TO BE DONE:
Select the lines of the records containing the word "freely" and list them.

RECORDS:
## begin

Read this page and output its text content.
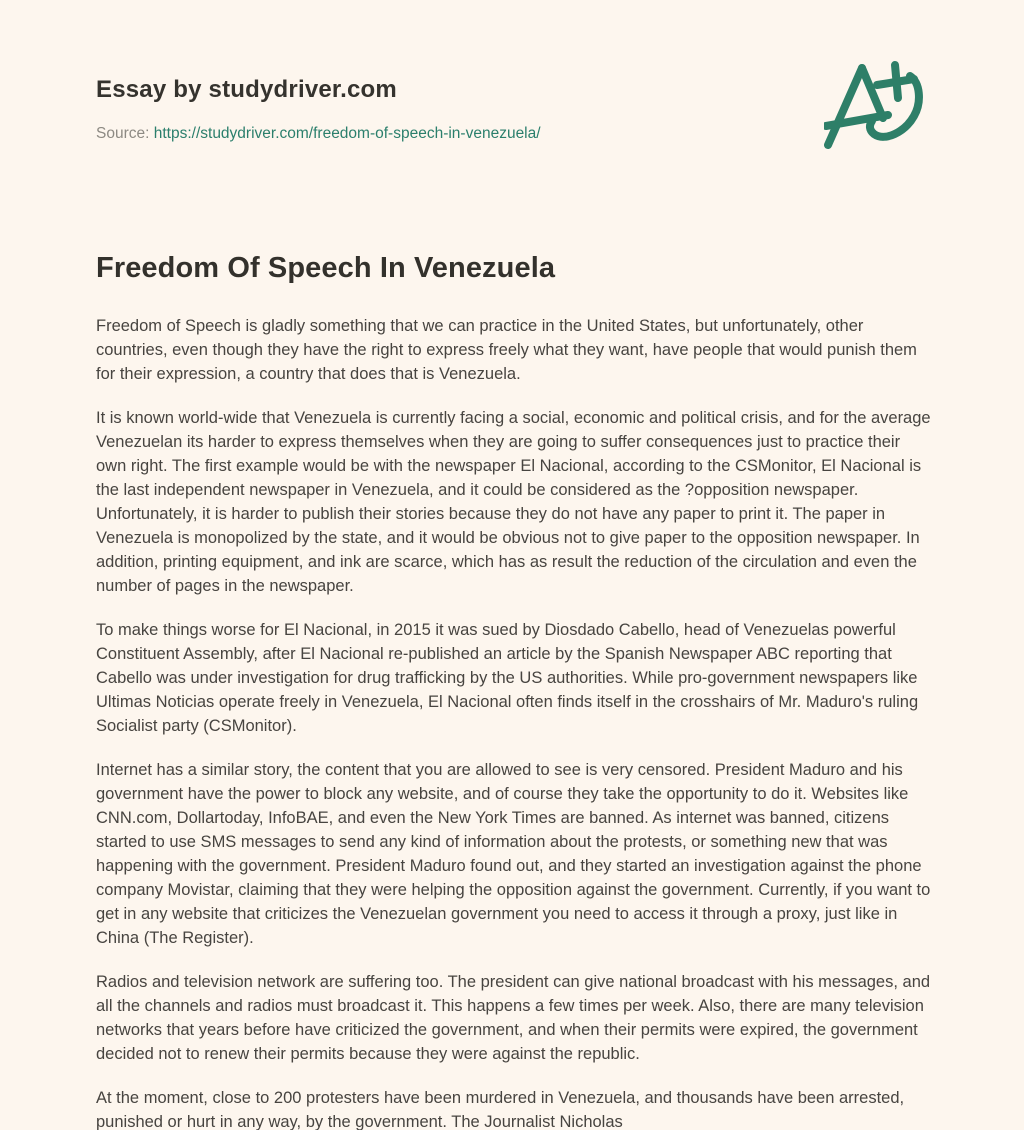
Essay by studydriver.com
Source: https://studydriver.com/freedom-of-speech-in-venezuela/
Freedom Of Speech In Venezuela

Freedom of Speech is gladly something that we can practice in the United States, but unfortunately, other countries, even though they have the right to express freely what they want, have people that would punish them for their expression, a country that does that is Venezuela.

It is known world-wide that Venezuela is currently facing a social, economic and political crisis, and for the average Venezuelan its harder to express themselves when they are going to suffer consequences just to practice their own right. The first example would be with the newspaper El Nacional, according to the CSMonitor, El Nacional is the last independent newspaper in Venezuela, and it could be considered as the ?opposition newspaper. Unfortunately, it is harder to publish their stories because they do not have any paper to print it. The paper in Venezuela is monopolized by the state, and it would be obvious not to give paper to the opposition newspaper. In addition, printing equipment, and ink are scarce, which has as result the reduction of the circulation and even the number of pages in the newspaper.

To make things worse for El Nacional, in 2015 it was sued by Diosdado Cabello, head of Venezuelas powerful Constituent Assembly, after El Nacional re-published an article by the Spanish Newspaper ABC reporting that Cabello was under investigation for drug trafficking by the US authorities. While pro-government newspapers like Ultimas Noticias operate freely in Venezuela, El Nacional often finds itself in the crosshairs of Mr. Maduro's ruling Socialist party (CSMonitor).

Internet has a similar story, the content that you are allowed to see is very censored. President Maduro and his government have the power to block any website, and of course they take the opportunity to do it. Websites like CNN.com, Dollartoday, InfoBAE, and even the New York Times are banned. As internet was banned, citizens started to use SMS messages to send any kind of information about the protests, or something new that was happening with the government. President Maduro found out, and they started an investigation against the phone company Movistar, claiming that they were helping the opposition against the government. Currently, if you want to get in any website that criticizes the Venezuelan government you need to access it through a proxy, just like in China (The Register).

Radios and television network are suffering too. The president can give national broadcast with his messages, and all the channels and radios must broadcast it. This happens a few times per week. Also, there are many television networks that years before have criticized the government, and when their permits were expired, the government decided not to renew their permits because they were against the republic.

At the moment, close to 200 protesters have been murdered in Venezuela, and thousands have been arrested, punished or hurt in any way, by the government. The Journalist Nicholas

## end

TASK RESPONSE:
Freedom of Speech is gladly something that we can practice in the United States, but unfortunately, other countries, even though they have the right to express freely what they want, have people that would punish them for their expression, a country that does that is Venezuela.
To make things worse for El Nacional, in 2015 it was sued by Diosdado Cabello, head of Venezuelas powerful Constituent Assembly, after El Nacional re-published an article by the Spanish Newspaper ABC reporting that Cabello was under investigation for drug trafficking by the US authorities. While pro-government newspapers like Ultimas Noticias operate freely in Venezuela, El Nacional often finds itself in the crosshairs of Mr. Maduro's ruling Socialist party (CSMonitor).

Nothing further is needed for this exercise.